Collection entries:
_____

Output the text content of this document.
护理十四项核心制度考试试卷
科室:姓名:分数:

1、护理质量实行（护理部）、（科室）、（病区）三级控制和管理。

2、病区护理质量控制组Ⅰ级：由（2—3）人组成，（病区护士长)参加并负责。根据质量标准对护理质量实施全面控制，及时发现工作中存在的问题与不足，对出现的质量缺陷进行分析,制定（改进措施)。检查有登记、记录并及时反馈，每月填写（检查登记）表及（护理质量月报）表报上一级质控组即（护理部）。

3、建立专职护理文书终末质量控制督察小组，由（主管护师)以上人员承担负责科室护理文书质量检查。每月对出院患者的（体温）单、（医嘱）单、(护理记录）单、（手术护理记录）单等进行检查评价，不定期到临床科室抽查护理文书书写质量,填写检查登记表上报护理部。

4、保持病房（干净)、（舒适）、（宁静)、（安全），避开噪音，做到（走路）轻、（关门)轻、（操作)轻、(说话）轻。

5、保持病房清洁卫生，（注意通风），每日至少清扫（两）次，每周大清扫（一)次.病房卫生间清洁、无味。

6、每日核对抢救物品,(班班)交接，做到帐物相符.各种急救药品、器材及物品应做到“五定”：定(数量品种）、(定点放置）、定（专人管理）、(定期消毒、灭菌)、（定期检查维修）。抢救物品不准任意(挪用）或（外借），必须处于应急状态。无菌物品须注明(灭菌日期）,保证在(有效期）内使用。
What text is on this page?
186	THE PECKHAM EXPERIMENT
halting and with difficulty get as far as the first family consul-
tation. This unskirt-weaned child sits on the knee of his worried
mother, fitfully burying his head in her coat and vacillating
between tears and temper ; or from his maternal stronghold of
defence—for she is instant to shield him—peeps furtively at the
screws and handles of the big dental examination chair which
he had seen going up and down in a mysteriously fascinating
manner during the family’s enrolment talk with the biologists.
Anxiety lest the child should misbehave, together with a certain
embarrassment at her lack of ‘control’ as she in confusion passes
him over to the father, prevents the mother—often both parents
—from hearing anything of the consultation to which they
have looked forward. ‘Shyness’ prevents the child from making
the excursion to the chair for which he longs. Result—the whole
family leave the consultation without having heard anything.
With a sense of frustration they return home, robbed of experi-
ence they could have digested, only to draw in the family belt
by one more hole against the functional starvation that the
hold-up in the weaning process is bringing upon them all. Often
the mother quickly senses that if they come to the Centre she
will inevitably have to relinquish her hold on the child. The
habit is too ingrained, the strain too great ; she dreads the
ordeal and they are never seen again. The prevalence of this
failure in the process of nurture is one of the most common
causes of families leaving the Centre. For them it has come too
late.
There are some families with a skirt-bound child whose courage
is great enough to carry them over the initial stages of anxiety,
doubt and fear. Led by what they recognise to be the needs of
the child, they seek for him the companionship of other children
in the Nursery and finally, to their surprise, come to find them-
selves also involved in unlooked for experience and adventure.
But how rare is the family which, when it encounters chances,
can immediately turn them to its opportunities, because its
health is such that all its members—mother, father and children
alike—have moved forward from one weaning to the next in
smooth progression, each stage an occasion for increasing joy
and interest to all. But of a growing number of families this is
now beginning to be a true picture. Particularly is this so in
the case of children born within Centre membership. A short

_____

● **DESCRIPTION OF THE TASK**:
Extract the data exactly as given.

● **CORRECT RESPONSE**:
Output the text content of this document.
护理十四项核心制度考试试卷
科室:姓名:分数:

1、护理质量实行（护理部）、（科室）、（病区）三级控制和管理。

2、病区护理质量控制组Ⅰ级：由（2—3）人组成，（病区护士长)参加并负责。根据质量标准对护理质量实施全面控制，及时发现工作中存在的问题与不足，对出现的质量缺陷进行分析,制定（改进措施)。检查有登记、记录并及时反馈，每月填写（检查登记）表及（护理质量月报）表报上一级质控组即（护理部）。

3、建立专职护理文书终末质量控制督察小组，由（主管护师)以上人员承担负责科室护理文书质量检查。每月对出院患者的（体温）单、（医嘱）单、(护理记录）单、（手术护理记录）单等进行检查评价，不定期到临床科室抽查护理文书书写质量,填写检查登记表上报护理部。

4、保持病房（干净)、（舒适）、（宁静)、（安全），避开噪音，做到（走路）轻、（关门)轻、（操作)轻、(说话）轻。

5、保持病房清洁卫生，（注意通风），每日至少清扫（两）次，每周大清扫（一)次.病房卫生间清洁、无味。

6、每日核对抢救物品,(班班)交接，做到帐物相符.各种急救药品、器材及物品应做到“五定”：定(数量品种）、(定点放置）、定（专人管理）、(定期消毒、灭菌)、（定期检查维修）。抢救物品不准任意(挪用）或（外借），必须处于应急状态。无菌物品须注明(灭菌日期）,保证在(有效期）内使用。
What text is on this page?
186	THE PECKHAM EXPERIMENT
halting and with difficulty get as far as the first family consul-
tation. This unskirt-weaned child sits on the knee of his worried
mother, fitfully burying his head in her coat and vacillating
between tears and temper ; or from his maternal stronghold of
defence—for she is instant to shield him—peeps furtively at the
screws and handles of the big dental examination chair which
he had seen going up and down in a mysteriously fascinating
manner during the family’s enrolment talk with the biologists.
Anxiety lest the child should misbehave, together with a certain
embarrassment at her lack of ‘control’ as she in confusion passes
him over to the father, prevents the mother—often both parents
—from hearing anything of the consultation to which they
have looked forward. ‘Shyness’ prevents the child from making
the excursion to the chair for which he longs. Result—the whole
family leave the consultation without having heard anything.
With a sense of frustration they return home, robbed of experi-
ence they could have digested, only to draw in the family belt
by one more hole against the functional starvation that the
hold-up in the weaning process is bringing upon them all. Often
the mother quickly senses that if they come to the Centre she
will inevitably have to relinquish her hold on the child. The
habit is too ingrained, the strain too great ; she dreads the
ordeal and they are never seen again. The prevalence of this
failure in the process of nurture is one of the most common
causes of families leaving the Centre. For them it has come too
late.
There are some families with a skirt-bound child whose courage
is great enough to carry them over the initial stages of anxiety,
doubt and fear. Led by what they recognise to be the needs of
the child, they seek for him the companionship of other children
in the Nursery and finally, to their surprise, come to find them-
selves also involved in unlooked for experience and adventure.
But how rare is the family which, when it encounters chances,
can immediately turn them to its opportunities, because its
health is such that all its members—mother, father and children
alike—have moved forward from one weaning to the next in
smooth progression, each stage an occasion for increasing joy
and interest to all. But of a growing number of families this is
now beginning to be a true picture. Particularly is this so in
the case of children born within Centre membership. A short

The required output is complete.